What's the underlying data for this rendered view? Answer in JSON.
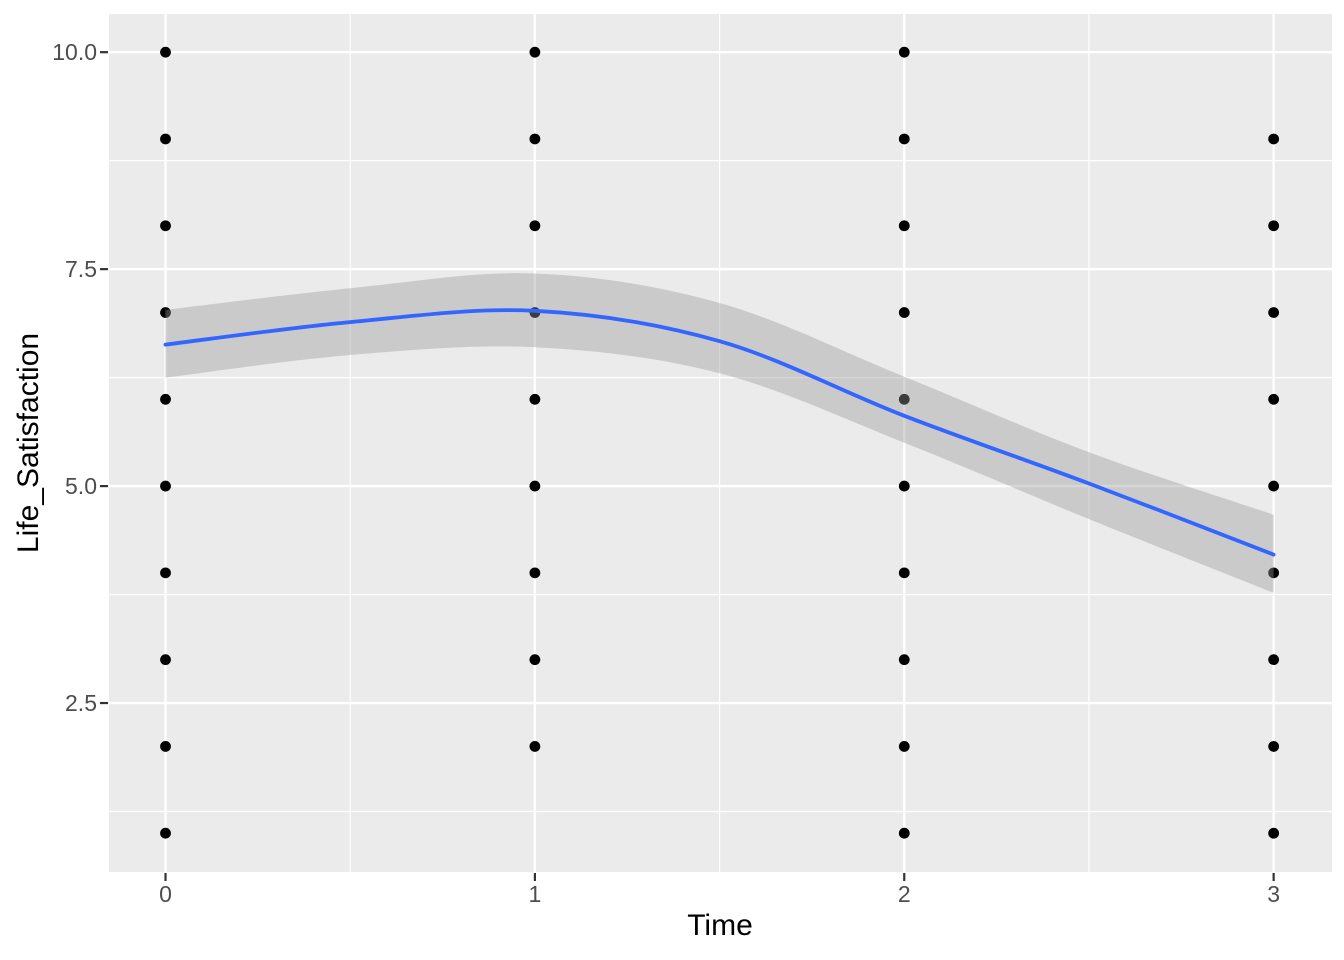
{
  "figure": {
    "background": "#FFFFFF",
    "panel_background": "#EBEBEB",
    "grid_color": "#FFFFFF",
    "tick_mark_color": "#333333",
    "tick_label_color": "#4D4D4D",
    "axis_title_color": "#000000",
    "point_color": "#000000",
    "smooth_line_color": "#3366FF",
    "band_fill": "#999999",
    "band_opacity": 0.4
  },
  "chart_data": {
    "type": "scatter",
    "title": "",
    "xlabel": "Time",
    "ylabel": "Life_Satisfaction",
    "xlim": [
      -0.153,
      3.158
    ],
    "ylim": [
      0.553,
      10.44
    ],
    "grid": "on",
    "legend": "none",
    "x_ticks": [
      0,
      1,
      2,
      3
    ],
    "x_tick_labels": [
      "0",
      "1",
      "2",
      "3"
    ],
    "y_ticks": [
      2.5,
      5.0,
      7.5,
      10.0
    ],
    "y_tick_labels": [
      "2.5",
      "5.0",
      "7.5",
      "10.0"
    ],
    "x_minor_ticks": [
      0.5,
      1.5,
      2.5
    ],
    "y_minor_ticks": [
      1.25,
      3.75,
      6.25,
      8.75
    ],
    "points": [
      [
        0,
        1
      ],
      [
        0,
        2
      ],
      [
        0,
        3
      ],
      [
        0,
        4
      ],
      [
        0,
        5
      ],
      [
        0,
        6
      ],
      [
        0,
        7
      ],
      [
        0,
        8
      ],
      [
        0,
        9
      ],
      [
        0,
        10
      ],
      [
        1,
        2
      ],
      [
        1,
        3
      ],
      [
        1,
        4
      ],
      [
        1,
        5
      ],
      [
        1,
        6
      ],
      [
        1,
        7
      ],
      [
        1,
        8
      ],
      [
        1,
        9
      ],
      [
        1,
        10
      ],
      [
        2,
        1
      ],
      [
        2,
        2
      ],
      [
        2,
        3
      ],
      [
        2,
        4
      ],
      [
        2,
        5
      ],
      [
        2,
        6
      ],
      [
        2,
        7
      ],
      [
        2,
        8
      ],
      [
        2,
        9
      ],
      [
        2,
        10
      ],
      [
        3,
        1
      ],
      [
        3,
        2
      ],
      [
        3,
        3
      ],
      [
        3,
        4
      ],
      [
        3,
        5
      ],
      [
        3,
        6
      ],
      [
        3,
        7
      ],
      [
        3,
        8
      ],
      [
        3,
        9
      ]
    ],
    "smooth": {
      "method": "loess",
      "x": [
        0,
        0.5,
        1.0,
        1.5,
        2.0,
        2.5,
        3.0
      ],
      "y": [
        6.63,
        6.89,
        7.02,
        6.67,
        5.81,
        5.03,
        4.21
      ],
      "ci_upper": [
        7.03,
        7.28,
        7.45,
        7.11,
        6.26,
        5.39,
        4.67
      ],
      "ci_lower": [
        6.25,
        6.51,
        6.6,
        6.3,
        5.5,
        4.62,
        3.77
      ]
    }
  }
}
==
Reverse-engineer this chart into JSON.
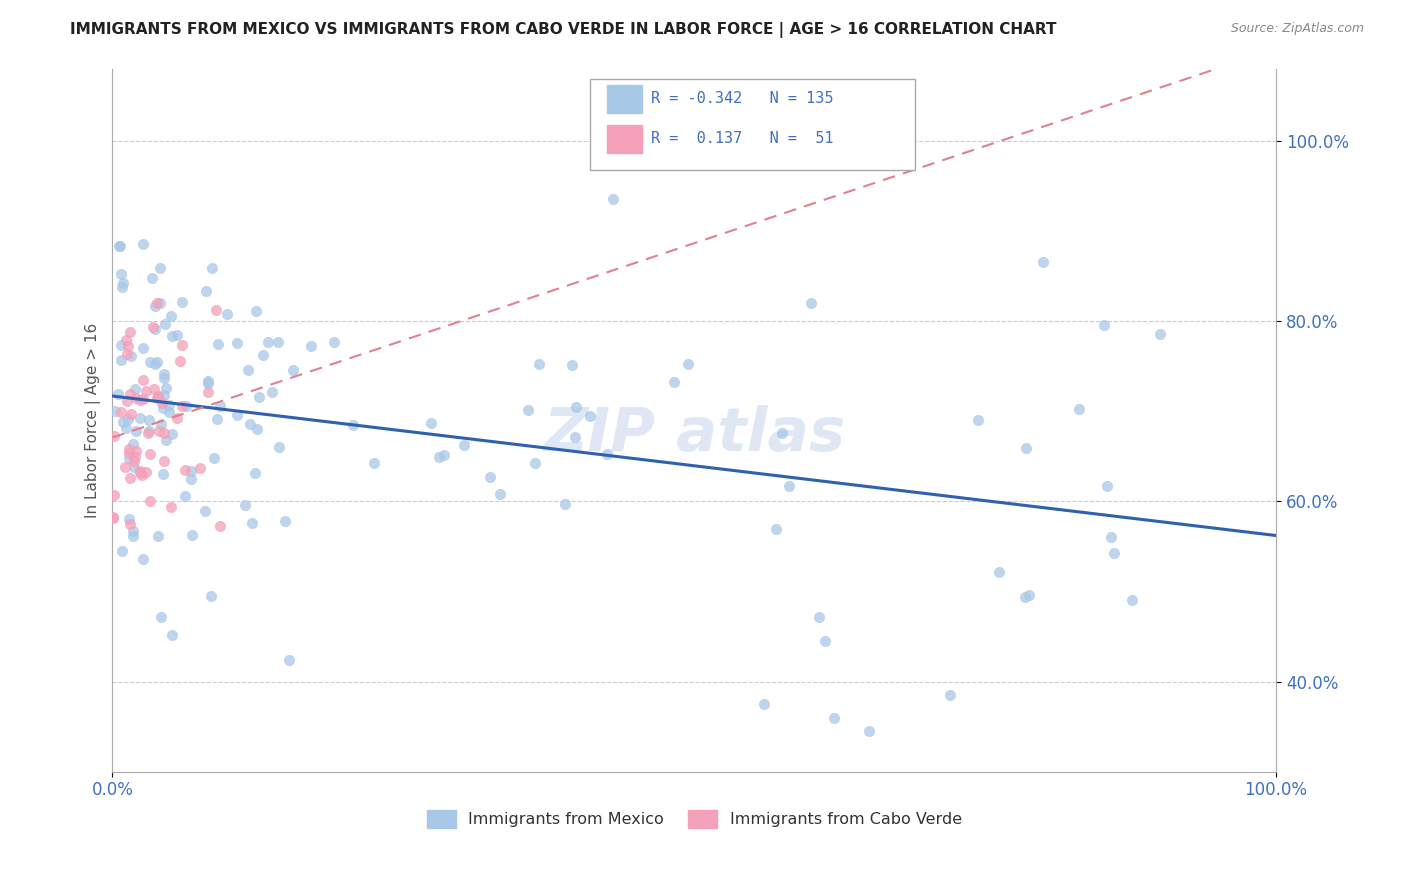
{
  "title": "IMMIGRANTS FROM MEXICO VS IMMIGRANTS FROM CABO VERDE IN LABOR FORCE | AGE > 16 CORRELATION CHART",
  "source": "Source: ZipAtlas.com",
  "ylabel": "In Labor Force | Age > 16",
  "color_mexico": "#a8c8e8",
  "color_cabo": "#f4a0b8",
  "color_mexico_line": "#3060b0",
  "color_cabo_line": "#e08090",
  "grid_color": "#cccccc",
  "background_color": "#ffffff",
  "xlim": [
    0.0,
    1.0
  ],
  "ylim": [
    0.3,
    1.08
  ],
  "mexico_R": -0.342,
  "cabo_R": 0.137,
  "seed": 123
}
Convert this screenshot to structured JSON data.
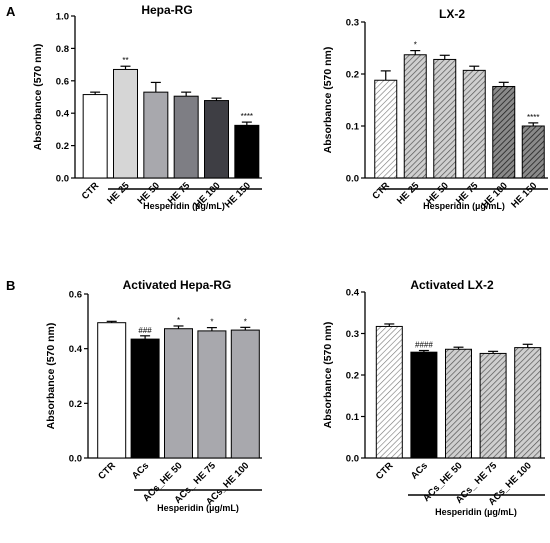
* * *
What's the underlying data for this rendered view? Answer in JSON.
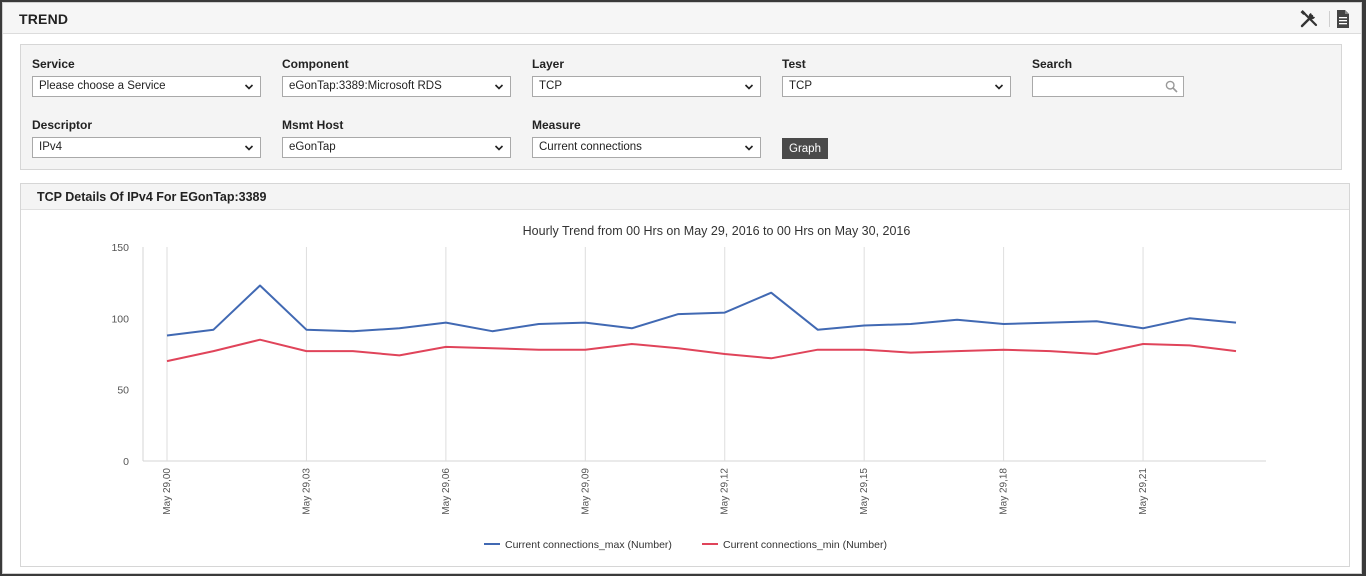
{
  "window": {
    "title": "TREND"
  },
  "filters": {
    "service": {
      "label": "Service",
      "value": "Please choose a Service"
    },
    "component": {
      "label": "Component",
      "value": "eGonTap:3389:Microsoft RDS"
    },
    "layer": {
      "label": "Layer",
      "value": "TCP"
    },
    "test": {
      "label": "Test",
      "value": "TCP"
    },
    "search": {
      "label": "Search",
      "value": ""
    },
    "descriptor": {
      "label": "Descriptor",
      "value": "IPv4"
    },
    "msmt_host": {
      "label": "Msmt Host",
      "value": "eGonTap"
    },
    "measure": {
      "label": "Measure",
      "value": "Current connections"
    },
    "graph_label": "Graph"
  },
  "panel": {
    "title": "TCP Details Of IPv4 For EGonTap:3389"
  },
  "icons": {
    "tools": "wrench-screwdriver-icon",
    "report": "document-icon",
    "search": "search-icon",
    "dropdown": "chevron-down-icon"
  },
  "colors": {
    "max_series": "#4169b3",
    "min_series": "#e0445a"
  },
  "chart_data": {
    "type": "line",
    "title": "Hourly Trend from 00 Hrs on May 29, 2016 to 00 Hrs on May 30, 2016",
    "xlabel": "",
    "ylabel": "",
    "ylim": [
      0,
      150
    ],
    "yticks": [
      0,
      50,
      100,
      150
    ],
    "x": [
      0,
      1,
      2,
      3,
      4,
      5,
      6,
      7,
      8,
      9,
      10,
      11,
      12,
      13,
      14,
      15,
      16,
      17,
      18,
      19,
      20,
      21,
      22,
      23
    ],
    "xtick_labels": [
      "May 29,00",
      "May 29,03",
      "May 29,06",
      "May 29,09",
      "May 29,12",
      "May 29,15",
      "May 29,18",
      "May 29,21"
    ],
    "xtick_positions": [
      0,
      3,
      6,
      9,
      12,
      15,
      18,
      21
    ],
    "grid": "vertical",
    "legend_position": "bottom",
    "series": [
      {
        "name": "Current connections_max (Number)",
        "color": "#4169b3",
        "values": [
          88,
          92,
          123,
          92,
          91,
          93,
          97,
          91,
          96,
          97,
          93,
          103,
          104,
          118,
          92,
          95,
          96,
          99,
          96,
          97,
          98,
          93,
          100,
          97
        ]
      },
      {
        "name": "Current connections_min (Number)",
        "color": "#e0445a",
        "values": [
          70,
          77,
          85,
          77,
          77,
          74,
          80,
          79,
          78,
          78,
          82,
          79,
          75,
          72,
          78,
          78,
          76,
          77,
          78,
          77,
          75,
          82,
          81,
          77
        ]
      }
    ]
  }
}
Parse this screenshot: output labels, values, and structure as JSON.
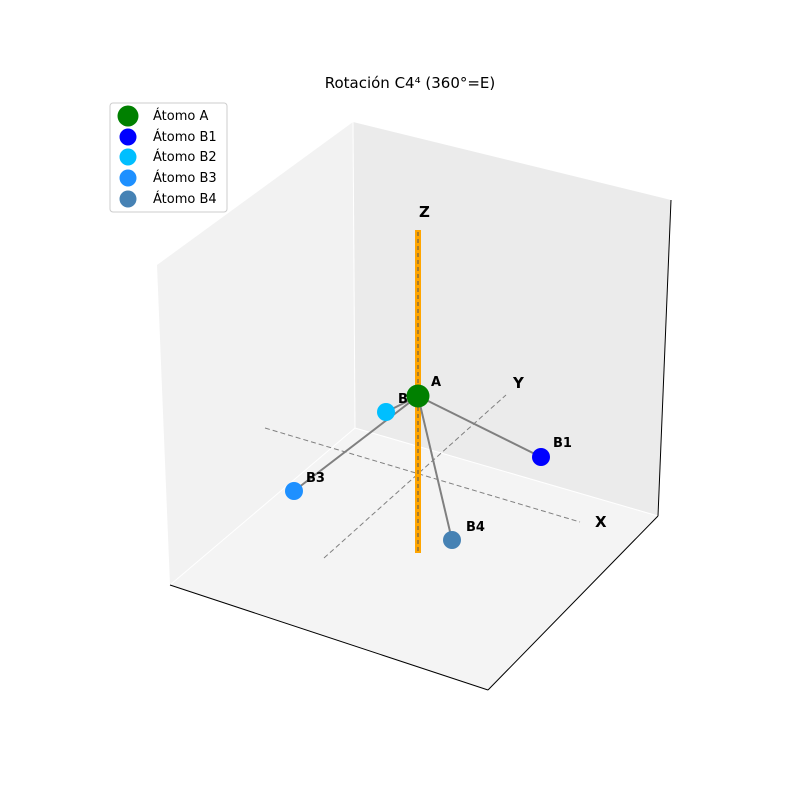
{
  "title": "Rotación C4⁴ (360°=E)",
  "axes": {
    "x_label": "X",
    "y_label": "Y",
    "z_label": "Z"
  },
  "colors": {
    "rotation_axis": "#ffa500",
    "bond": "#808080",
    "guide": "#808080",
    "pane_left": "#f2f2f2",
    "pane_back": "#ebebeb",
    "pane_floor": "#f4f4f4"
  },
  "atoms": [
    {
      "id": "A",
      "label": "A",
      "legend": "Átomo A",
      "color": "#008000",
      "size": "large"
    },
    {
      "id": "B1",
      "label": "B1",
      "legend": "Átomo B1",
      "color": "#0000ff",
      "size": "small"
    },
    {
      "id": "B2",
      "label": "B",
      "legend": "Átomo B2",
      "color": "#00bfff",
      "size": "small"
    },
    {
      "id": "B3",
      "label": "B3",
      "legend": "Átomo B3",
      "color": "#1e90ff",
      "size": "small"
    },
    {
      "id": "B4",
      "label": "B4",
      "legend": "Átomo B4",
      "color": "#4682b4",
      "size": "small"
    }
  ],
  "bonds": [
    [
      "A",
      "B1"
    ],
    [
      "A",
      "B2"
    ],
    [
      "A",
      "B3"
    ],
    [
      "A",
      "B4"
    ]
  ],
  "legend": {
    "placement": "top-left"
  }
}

> [Set task] Nothing but the lines from the one with "Reverse-engineer this chart into JSON." through the one with "Convert this screenshot" is to be copied, exactly and ends included. Leave pictures out.

> [Complete output]
Reverse-engineer this chart into JSON.
{
  "title": "IMMIGRANTS FROM MEXICO VS IMMIGRANTS FROM CABO VERDE IN LABOR FORCE | AGE > 16 CORRELATION CHART",
  "source": "Source: ZipAtlas.com",
  "ylabel": "In Labor Force | Age > 16",
  "color_mexico": "#a8c8e8",
  "color_cabo": "#f4a0b8",
  "color_mexico_line": "#3060b0",
  "color_cabo_line": "#e08090",
  "grid_color": "#cccccc",
  "background_color": "#ffffff",
  "xlim": [
    0.0,
    1.0
  ],
  "ylim": [
    0.3,
    1.08
  ],
  "mexico_R": -0.342,
  "cabo_R": 0.137,
  "seed": 123
}
Convert this screenshot to structured JSON data.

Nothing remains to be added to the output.